Exercise details: Copy out the lines exactly as they appear, from the start of the entries through the line containing "y-tick-label: -1.5 [43,1128,79,1151]", both included.

(Region annotation records)
^^^^^^^^

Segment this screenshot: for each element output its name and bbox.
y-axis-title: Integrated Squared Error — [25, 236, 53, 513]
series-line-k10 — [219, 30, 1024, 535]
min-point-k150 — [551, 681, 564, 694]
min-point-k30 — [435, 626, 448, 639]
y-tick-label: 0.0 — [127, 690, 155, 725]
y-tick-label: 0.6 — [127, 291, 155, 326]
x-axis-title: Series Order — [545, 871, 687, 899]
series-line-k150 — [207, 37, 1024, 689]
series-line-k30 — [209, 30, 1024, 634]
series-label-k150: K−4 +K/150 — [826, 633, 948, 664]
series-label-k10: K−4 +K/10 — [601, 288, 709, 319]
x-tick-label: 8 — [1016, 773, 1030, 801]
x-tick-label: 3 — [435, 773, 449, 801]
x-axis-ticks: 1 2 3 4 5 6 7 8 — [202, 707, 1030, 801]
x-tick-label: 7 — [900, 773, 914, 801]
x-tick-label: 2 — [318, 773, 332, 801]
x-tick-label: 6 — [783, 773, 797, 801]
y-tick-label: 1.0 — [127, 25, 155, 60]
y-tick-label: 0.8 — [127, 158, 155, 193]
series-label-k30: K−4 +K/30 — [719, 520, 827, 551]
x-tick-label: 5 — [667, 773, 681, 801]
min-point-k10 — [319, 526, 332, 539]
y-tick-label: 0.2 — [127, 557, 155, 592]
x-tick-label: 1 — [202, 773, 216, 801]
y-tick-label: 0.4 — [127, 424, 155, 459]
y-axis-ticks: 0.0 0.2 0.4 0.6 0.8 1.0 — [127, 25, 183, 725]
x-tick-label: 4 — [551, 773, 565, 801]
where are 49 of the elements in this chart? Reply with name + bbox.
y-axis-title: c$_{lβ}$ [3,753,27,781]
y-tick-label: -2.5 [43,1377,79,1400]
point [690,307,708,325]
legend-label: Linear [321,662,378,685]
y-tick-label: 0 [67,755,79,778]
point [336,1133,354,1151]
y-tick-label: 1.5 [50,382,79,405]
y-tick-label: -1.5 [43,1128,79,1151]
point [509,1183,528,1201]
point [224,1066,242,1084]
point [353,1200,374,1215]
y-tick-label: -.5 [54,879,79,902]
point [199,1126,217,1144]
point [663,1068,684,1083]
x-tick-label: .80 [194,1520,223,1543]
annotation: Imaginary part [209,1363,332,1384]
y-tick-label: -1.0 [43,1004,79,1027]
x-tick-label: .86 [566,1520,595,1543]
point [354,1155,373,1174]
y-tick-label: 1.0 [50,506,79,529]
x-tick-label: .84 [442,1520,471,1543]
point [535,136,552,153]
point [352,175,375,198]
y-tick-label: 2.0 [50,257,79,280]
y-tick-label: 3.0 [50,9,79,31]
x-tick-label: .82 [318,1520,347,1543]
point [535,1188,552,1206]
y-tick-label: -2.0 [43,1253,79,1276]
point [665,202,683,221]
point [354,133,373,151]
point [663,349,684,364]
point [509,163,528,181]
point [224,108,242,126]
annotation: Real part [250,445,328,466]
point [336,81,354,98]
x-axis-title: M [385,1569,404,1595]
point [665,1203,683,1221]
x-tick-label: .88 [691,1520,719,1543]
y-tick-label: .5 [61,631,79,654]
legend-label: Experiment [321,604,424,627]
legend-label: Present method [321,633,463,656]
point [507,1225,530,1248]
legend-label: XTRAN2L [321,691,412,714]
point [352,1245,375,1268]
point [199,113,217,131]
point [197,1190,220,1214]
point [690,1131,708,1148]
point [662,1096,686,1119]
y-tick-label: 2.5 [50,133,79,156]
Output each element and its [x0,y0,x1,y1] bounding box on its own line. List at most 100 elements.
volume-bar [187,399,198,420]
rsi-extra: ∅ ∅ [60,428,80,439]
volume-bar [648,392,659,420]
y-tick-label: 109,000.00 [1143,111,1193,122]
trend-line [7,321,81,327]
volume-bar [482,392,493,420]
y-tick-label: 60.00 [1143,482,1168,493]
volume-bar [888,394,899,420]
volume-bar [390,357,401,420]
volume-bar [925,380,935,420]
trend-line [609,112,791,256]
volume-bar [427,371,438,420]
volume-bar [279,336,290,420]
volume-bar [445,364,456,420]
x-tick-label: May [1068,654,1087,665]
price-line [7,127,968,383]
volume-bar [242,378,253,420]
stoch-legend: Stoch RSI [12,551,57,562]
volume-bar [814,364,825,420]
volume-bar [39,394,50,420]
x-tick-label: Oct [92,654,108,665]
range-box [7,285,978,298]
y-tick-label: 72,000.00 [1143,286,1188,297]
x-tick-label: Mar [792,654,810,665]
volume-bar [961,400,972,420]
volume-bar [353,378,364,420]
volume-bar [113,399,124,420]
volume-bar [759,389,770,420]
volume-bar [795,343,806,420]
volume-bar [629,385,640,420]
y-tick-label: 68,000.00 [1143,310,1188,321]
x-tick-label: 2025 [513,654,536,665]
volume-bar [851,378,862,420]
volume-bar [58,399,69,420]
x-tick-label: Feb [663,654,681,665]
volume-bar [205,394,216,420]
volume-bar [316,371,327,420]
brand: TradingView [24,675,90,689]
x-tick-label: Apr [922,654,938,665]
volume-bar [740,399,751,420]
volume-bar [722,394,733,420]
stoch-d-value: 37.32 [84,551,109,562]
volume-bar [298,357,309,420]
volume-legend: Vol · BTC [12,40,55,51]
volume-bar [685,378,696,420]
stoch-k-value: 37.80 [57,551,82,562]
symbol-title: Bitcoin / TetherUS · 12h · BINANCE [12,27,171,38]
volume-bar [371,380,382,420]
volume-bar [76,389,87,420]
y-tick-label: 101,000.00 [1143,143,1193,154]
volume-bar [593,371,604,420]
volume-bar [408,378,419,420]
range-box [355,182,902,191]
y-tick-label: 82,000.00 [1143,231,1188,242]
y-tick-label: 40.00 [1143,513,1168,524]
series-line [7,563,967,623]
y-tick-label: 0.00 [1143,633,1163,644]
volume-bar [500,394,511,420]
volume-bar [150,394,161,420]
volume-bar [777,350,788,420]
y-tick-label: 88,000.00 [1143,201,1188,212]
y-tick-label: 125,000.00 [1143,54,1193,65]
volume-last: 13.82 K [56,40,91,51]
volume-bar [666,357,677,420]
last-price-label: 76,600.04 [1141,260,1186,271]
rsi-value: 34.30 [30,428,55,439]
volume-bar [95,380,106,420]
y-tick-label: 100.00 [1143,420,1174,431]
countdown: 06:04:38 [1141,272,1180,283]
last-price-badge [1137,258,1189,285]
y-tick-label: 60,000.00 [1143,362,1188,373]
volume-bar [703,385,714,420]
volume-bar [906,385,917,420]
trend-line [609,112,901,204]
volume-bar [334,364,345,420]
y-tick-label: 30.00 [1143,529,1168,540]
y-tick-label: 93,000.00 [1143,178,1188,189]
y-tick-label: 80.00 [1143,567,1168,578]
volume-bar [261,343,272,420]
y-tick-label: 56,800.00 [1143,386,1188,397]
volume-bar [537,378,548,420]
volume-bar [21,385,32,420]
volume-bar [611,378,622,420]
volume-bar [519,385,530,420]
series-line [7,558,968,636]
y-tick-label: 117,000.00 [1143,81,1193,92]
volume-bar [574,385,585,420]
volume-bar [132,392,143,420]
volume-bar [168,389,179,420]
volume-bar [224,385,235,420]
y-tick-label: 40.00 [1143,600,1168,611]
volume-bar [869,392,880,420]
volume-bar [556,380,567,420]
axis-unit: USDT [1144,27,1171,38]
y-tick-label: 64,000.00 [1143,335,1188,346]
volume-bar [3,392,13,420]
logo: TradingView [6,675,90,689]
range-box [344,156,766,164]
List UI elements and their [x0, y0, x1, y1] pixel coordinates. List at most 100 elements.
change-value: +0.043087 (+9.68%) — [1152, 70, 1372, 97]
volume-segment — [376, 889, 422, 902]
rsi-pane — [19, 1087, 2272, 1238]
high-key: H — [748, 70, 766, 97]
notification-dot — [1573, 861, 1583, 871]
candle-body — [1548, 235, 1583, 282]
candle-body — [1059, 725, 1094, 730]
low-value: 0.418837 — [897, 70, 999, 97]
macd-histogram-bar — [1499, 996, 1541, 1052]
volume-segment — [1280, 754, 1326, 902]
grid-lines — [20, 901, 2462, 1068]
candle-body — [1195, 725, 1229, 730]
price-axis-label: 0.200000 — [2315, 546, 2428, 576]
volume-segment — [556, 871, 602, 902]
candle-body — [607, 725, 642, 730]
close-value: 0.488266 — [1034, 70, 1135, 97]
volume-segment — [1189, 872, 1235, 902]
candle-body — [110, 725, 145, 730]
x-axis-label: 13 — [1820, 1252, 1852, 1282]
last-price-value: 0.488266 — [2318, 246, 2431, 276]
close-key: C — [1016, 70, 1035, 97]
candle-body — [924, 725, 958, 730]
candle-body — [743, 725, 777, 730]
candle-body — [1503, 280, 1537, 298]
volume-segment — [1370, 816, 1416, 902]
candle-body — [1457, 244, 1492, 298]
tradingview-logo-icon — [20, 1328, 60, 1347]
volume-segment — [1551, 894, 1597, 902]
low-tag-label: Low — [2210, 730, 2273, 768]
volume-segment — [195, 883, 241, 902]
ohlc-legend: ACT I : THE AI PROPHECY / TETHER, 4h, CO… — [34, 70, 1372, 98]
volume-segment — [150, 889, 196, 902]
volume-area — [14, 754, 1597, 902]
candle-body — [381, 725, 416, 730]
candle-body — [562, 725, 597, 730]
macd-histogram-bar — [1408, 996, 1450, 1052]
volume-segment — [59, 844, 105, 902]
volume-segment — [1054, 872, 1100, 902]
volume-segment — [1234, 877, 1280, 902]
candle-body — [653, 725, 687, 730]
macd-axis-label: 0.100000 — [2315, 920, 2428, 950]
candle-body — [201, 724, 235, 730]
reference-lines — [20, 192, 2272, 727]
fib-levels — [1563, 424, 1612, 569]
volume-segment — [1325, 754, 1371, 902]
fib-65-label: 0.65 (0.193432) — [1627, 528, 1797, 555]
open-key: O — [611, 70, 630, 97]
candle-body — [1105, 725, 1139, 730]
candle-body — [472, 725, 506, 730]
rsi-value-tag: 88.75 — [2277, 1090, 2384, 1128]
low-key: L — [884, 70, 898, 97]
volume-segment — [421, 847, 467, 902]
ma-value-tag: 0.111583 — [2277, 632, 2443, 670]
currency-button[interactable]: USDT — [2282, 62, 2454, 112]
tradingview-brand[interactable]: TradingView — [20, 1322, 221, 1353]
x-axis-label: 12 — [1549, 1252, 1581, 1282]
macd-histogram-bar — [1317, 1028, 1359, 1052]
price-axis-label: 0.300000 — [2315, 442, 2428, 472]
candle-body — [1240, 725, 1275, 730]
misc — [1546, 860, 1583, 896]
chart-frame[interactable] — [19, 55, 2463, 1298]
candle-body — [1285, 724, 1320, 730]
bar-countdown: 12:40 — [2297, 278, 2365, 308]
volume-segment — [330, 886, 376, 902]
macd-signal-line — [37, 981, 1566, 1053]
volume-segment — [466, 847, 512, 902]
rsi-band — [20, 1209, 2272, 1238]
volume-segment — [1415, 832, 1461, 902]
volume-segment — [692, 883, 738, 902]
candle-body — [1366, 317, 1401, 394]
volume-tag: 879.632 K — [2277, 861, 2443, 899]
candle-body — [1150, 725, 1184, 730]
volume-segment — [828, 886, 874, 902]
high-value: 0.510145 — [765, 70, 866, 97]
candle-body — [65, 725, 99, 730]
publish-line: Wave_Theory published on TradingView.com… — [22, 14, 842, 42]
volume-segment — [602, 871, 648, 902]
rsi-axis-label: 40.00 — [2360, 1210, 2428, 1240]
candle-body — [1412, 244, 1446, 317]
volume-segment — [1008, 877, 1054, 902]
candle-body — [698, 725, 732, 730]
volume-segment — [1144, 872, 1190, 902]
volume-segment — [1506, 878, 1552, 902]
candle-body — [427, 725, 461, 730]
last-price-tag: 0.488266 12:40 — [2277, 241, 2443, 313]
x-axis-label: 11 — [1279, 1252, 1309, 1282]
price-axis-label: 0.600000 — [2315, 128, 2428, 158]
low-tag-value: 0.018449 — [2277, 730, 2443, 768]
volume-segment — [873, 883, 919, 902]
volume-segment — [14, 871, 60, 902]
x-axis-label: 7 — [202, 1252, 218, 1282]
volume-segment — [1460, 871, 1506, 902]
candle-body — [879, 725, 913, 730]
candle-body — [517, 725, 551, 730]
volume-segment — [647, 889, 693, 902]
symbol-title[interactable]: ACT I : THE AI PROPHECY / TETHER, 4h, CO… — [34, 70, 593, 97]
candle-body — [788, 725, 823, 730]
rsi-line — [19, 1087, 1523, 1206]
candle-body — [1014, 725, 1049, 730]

^^^^^^^^

Full solution:
Segment this screenshot: for each element output its name and bbox.
y-axis-title: Integrated Squared Error — [25, 236, 53, 513]
series-line-k10 — [219, 30, 1024, 535]
min-point-k150 — [551, 681, 564, 694]
min-point-k30 — [435, 626, 448, 639]
y-tick-label: 0.0 — [127, 690, 155, 725]
y-tick-label: 0.6 — [127, 291, 155, 326]
x-axis-title: Series Order — [545, 871, 687, 899]
series-line-k150 — [207, 37, 1024, 689]
series-line-k30 — [209, 30, 1024, 634]
series-label-k150: K−4 +K/150 — [826, 633, 948, 664]
series-label-k10: K−4 +K/10 — [601, 288, 709, 319]
x-tick-label: 8 — [1016, 773, 1030, 801]
x-tick-label: 3 — [435, 773, 449, 801]
x-axis-ticks: 1 2 3 4 5 6 7 8 — [202, 707, 1030, 801]
x-tick-label: 7 — [900, 773, 914, 801]
x-tick-label: 2 — [318, 773, 332, 801]
x-tick-label: 6 — [783, 773, 797, 801]
y-tick-label: 1.0 — [127, 25, 155, 60]
y-tick-label: 0.8 — [127, 158, 155, 193]
series-label-k30: K−4 +K/30 — [719, 520, 827, 551]
x-tick-label: 5 — [667, 773, 681, 801]
min-point-k10 — [319, 526, 332, 539]
y-tick-label: 0.2 — [127, 557, 155, 592]
x-tick-label: 1 — [202, 773, 216, 801]
y-tick-label: 0.4 — [127, 424, 155, 459]
y-axis-ticks: 0.0 0.2 0.4 0.6 0.8 1.0 — [127, 25, 183, 725]
x-tick-label: 4 — [551, 773, 565, 801]
where are 49 of the elements in this chart? Reply with name + bbox.
y-axis-title: c$_{lβ}$ [3,753,27,781]
y-tick-label: -2.5 [43,1377,79,1400]
point [690,307,708,325]
legend-label: Linear [321,662,378,685]
y-tick-label: 0 [67,755,79,778]
point [336,1133,354,1151]
y-tick-label: 1.5 [50,382,79,405]
y-tick-label: -1.5 [43,1128,79,1151]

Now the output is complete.